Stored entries
▬▬▬

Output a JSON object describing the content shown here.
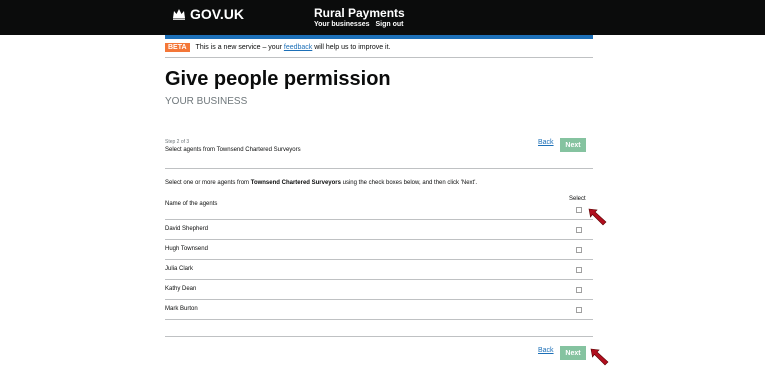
{
  "header": {
    "logo_text": "GOV.UK",
    "service_name": "Rural Payments",
    "nav": [
      "Your businesses",
      "Sign out"
    ]
  },
  "beta_banner": {
    "tag": "BETA",
    "text_before": "This is a new service – your",
    "link": "feedback",
    "text_after": "will help us to improve it."
  },
  "page": {
    "title": "Give people permission",
    "subtitle": "YOUR BUSINESS",
    "step": "Step 2 of 3",
    "step_description": "Select agents from Townsend Chartered Surveyors",
    "instruction_before": "Select one or more agents from",
    "instruction_bold": "Townsend Chartered Surveyors",
    "instruction_after": "using the check boxes below, and then click 'Next'."
  },
  "nav_buttons": {
    "back": "Back",
    "next": "Next"
  },
  "table": {
    "col_name": "Name of the agents",
    "col_select": "Select",
    "rows": [
      {
        "name": "David Shepherd"
      },
      {
        "name": "Hugh Townsend"
      },
      {
        "name": "Julia Clark"
      },
      {
        "name": "Kathy Dean"
      },
      {
        "name": "Mark Burton"
      }
    ]
  },
  "colors": {
    "header_bg": "#0b0c0c",
    "blue_strip": "#1d70b8",
    "beta_tag": "#f47738",
    "next_button": "#85c3a0",
    "annotation_arrow": "#b10e1e"
  }
}
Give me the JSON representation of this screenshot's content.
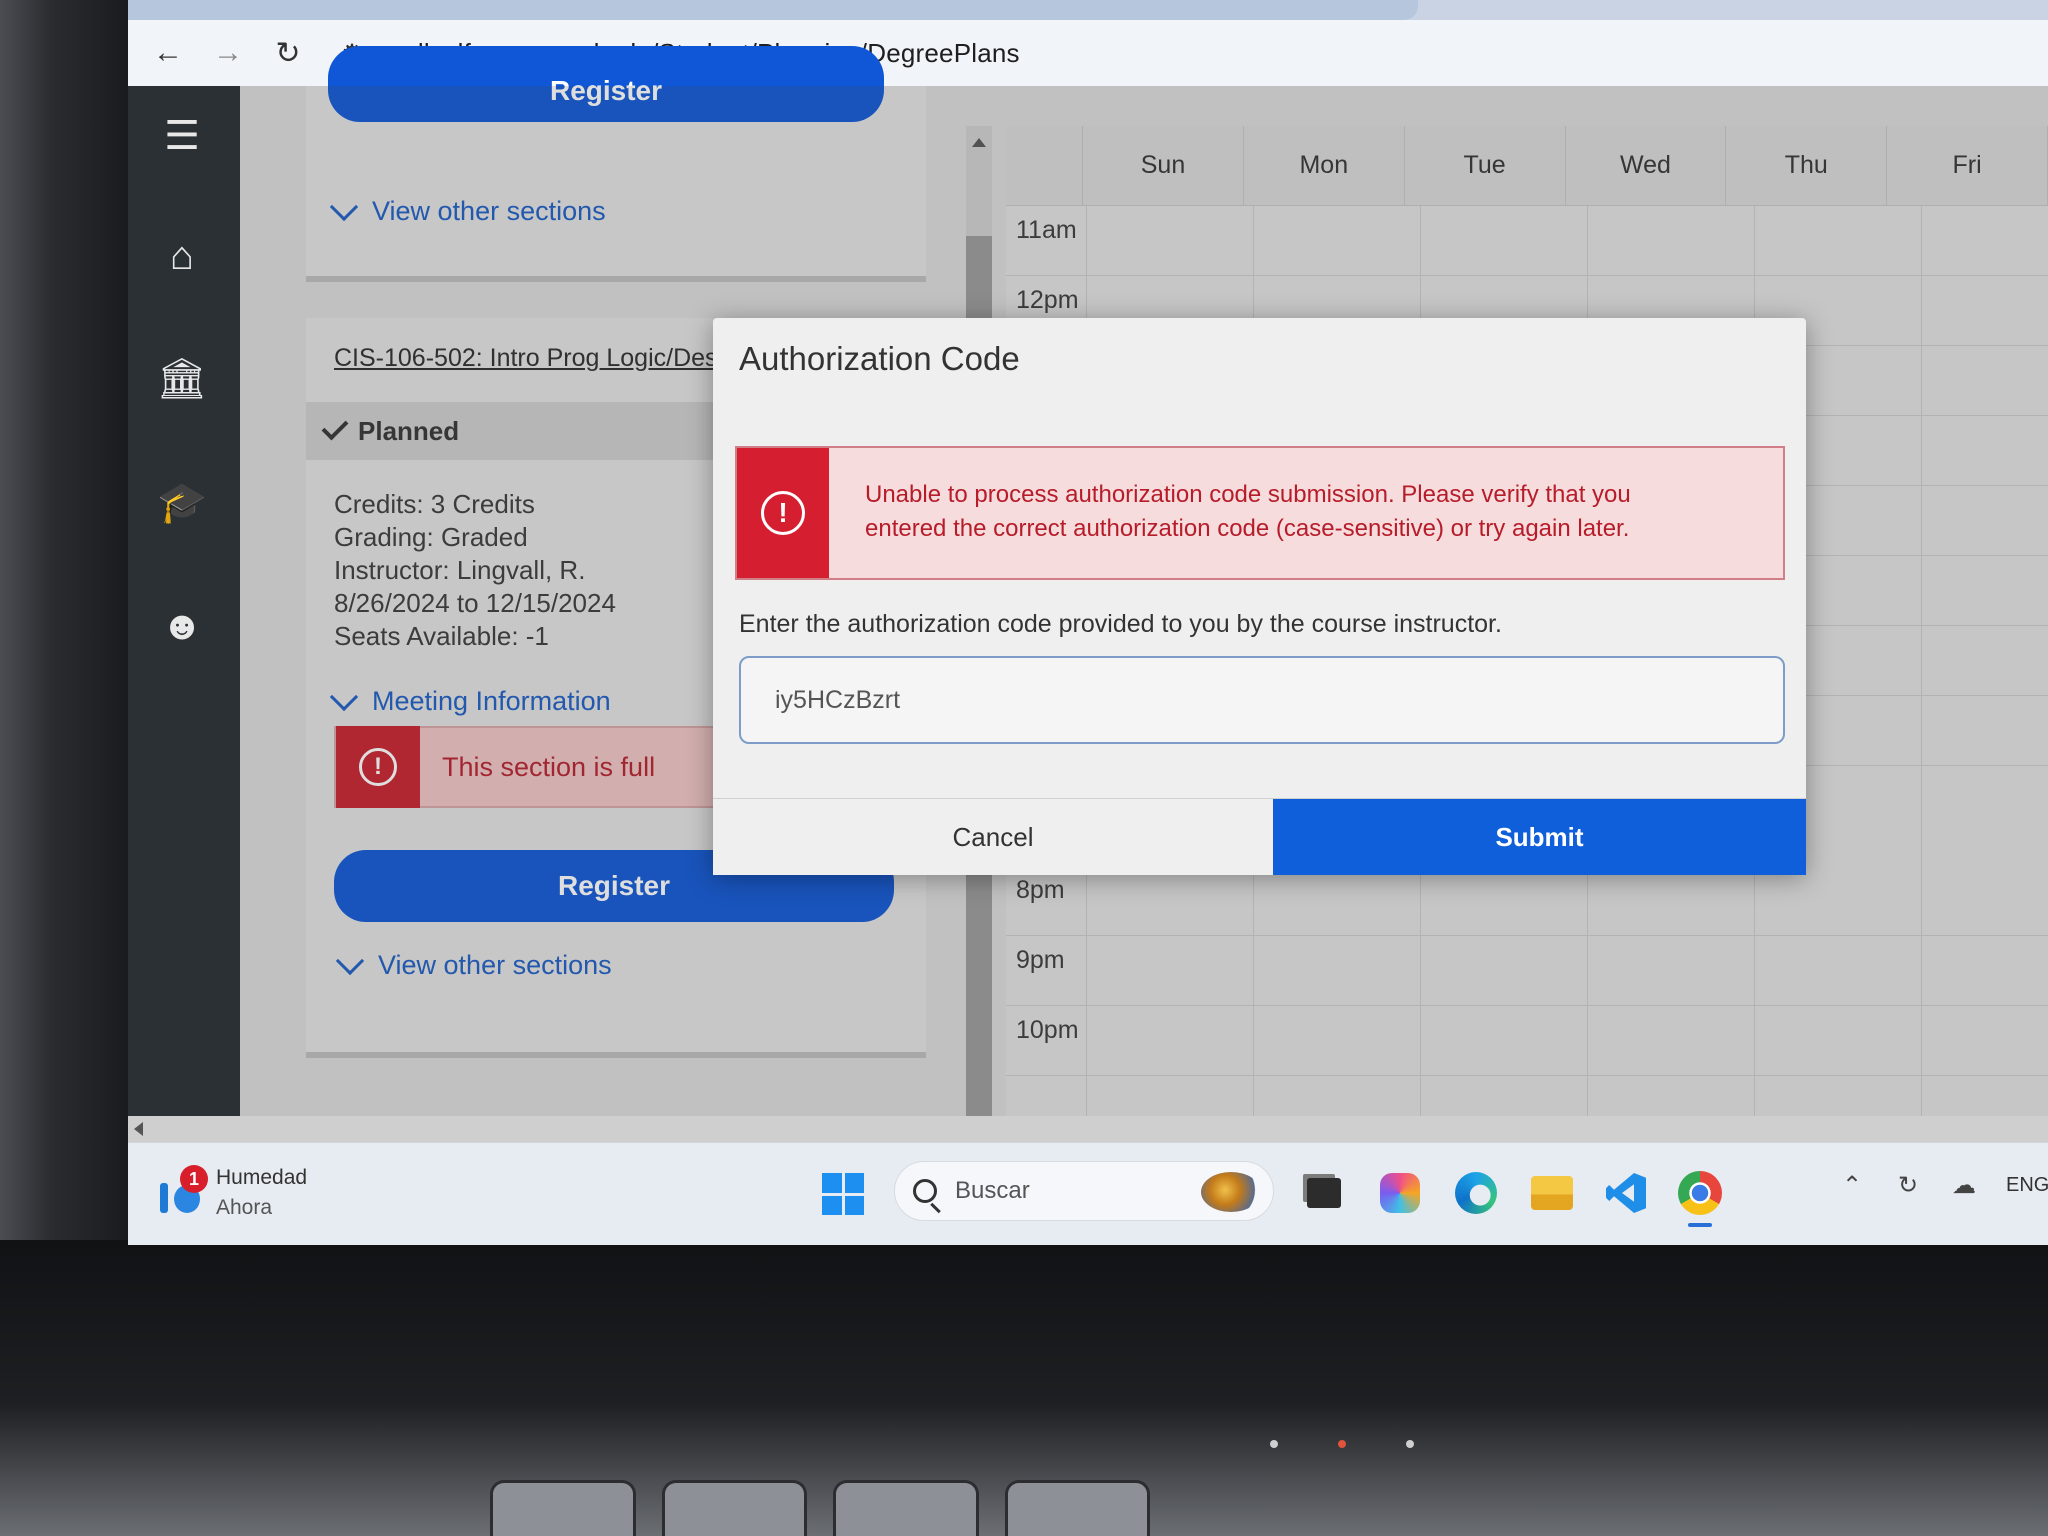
{
  "browser": {
    "url": "collselfserv.swccd.edu/Student/Planning/DegreePlans",
    "back_icon": "arrow-left-icon",
    "forward_icon": "arrow-right-icon",
    "reload_icon": "reload-icon"
  },
  "app_nav": {
    "items": [
      "menu-icon",
      "home-icon",
      "finance-icon",
      "academics-icon",
      "profile-icon"
    ]
  },
  "top_section": {
    "register_label": "Register",
    "view_other_sections": "View other sections"
  },
  "course": {
    "title": "CIS-106-502: Intro Prog Logic/Design",
    "status": "Planned",
    "credits": "Credits: 3 Credits",
    "grading": "Grading: Graded",
    "instructor": "Instructor: Lingvall, R.",
    "dates": "8/26/2024 to 12/15/2024",
    "seats": "Seats Available:  -1",
    "meeting_info": "Meeting Information",
    "full_message": "This section is full",
    "register_label": "Register",
    "view_other_sections": "View other sections"
  },
  "calendar": {
    "days": [
      "Sun",
      "Mon",
      "Tue",
      "Wed",
      "Thu",
      "Fri"
    ],
    "times": [
      "11am",
      "12pm",
      "8pm",
      "9pm",
      "10pm"
    ]
  },
  "modal": {
    "title": "Authorization Code",
    "error_line1": "Unable to process authorization code submission. Please verify that you",
    "error_line2": "entered the correct authorization code (case-sensitive) or try again later.",
    "instruction": "Enter the authorization code provided to you by the course instructor.",
    "code_value": "iy5HCzBzrt",
    "cancel_label": "Cancel",
    "submit_label": "Submit"
  },
  "taskbar": {
    "weather_badge": "1",
    "weather_title": "Humedad",
    "weather_sub": "Ahora",
    "search_placeholder": "Buscar",
    "language": "ENG"
  },
  "colors": {
    "accent_blue": "#0f57d6",
    "error_red": "#c9202c",
    "nav_dark": "#2b3035"
  }
}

▬▬▬

Looking at the data above, show all lines where the word "agents" occurs.

**Task response**
    "step_description": "Select agents from Townsend Chartered Surveyors",
    "instruction_before": "Select one or more agents from",
    "col_name": "Name of the agents",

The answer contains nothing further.